EXERCISE OBJECTIVE
Reproduce the listing below word for word, line by line, changing nothing.

[Start EXTRACTED DATA]

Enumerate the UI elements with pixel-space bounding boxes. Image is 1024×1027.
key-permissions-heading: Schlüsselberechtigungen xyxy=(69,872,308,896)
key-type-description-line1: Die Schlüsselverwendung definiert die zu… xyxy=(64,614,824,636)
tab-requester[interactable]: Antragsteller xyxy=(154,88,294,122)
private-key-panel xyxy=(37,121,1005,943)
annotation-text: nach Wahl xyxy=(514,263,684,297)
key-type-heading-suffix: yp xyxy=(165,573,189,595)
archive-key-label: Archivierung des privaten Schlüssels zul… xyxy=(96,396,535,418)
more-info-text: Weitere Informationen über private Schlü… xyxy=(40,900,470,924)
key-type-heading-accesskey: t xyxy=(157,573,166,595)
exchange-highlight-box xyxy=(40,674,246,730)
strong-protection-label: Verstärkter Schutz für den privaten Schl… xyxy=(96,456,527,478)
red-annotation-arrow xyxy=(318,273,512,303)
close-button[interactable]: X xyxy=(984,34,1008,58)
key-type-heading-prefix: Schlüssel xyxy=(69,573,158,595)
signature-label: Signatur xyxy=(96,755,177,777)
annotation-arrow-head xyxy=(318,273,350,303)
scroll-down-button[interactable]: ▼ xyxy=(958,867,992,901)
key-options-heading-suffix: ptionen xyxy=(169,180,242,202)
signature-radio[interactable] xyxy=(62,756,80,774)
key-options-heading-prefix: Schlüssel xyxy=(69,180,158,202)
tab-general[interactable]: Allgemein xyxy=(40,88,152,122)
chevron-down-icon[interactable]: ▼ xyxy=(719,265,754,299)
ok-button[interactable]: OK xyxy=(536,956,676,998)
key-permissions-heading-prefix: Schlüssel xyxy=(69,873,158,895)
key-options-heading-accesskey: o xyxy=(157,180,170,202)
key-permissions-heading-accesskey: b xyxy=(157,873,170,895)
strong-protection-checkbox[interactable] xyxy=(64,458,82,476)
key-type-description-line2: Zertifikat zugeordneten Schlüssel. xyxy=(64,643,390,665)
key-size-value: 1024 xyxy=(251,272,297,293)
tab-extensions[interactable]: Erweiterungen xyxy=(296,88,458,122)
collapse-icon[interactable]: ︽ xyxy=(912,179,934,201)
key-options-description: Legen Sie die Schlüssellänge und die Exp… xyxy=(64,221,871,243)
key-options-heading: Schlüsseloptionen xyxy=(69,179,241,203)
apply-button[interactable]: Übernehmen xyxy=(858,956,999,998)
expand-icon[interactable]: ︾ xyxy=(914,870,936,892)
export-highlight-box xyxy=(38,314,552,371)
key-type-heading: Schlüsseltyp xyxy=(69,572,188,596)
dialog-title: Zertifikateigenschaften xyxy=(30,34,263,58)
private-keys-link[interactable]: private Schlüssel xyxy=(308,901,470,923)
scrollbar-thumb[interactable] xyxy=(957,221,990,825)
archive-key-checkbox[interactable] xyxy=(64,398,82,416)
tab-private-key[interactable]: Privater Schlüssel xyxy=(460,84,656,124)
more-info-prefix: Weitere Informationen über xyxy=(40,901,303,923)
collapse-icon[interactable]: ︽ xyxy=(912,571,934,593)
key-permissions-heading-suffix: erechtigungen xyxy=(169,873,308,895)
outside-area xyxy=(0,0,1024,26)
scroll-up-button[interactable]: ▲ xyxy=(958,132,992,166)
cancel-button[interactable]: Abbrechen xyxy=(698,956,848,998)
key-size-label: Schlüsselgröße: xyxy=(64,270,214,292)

[End EXTRACTED DATA]

RESPONSE TO THIS EXERCISE
Enumerate the UI elements with pixel-space bounding boxes. Image is 1024×1027.
key-permissions-heading: Schlüsselberechtigungen xyxy=(69,872,308,896)
key-type-description-line1: Die Schlüsselverwendung definiert die zu… xyxy=(64,614,824,636)
tab-requester[interactable]: Antragsteller xyxy=(154,88,294,122)
private-key-panel xyxy=(37,121,1005,943)
annotation-text: nach Wahl xyxy=(514,263,684,297)
key-type-heading-suffix: yp xyxy=(165,573,189,595)
archive-key-label: Archivierung des privaten Schlüssels zul… xyxy=(96,396,535,418)
more-info-text: Weitere Informationen über private Schlü… xyxy=(40,900,470,924)
key-type-heading-accesskey: t xyxy=(157,573,166,595)
exchange-highlight-box xyxy=(40,674,246,730)
strong-protection-label: Verstärkter Schutz für den privaten Schl… xyxy=(96,456,527,478)
red-annotation-arrow xyxy=(318,273,512,303)
close-button[interactable]: X xyxy=(984,34,1008,58)
key-type-heading-prefix: Schlüssel xyxy=(69,573,158,595)
signature-label: Signatur xyxy=(96,755,177,777)
annotation-arrow-head xyxy=(318,273,350,303)
scroll-down-button[interactable]: ▼ xyxy=(958,867,992,901)
key-options-heading-suffix: ptionen xyxy=(169,180,242,202)
signature-radio[interactable] xyxy=(62,756,80,774)
key-options-heading-prefix: Schlüssel xyxy=(69,180,158,202)
tab-general[interactable]: Allgemein xyxy=(40,88,152,122)
chevron-down-icon[interactable]: ▼ xyxy=(719,265,754,299)
ok-button[interactable]: OK xyxy=(536,956,676,998)
key-permissions-heading-prefix: Schlüssel xyxy=(69,873,158,895)
key-options-heading-accesskey: o xyxy=(157,180,170,202)
key-permissions-heading-accesskey: b xyxy=(157,873,170,895)
strong-protection-checkbox[interactable] xyxy=(64,458,82,476)
key-type-description-line2: Zertifikat zugeordneten Schlüssel. xyxy=(64,643,390,665)
key-size-value: 1024 xyxy=(251,272,297,293)
tab-extensions[interactable]: Erweiterungen xyxy=(296,88,458,122)
collapse-icon[interactable]: ︽ xyxy=(912,179,934,201)
key-options-description: Legen Sie die Schlüssellänge und die Exp… xyxy=(64,221,871,243)
key-options-heading: Schlüsseloptionen xyxy=(69,179,241,203)
apply-button[interactable]: Übernehmen xyxy=(858,956,999,998)
expand-icon[interactable]: ︾ xyxy=(914,870,936,892)
export-highlight-box xyxy=(38,314,552,371)
key-type-heading: Schlüsseltyp xyxy=(69,572,188,596)
dialog-title: Zertifikateigenschaften xyxy=(30,34,263,58)
private-keys-link[interactable]: private Schlüssel xyxy=(308,901,470,923)
scrollbar-thumb[interactable] xyxy=(957,221,990,825)
archive-key-checkbox[interactable] xyxy=(64,398,82,416)
tab-private-key[interactable]: Privater Schlüssel xyxy=(460,84,656,124)
more-info-prefix: Weitere Informationen über xyxy=(40,901,303,923)
collapse-icon[interactable]: ︽ xyxy=(912,571,934,593)
key-permissions-heading-suffix: erechtigungen xyxy=(169,873,308,895)
outside-area xyxy=(0,0,1024,26)
scroll-up-button[interactable]: ▲ xyxy=(958,132,992,166)
cancel-button[interactable]: Abbrechen xyxy=(698,956,848,998)
key-size-label: Schlüsselgröße: xyxy=(64,270,214,292)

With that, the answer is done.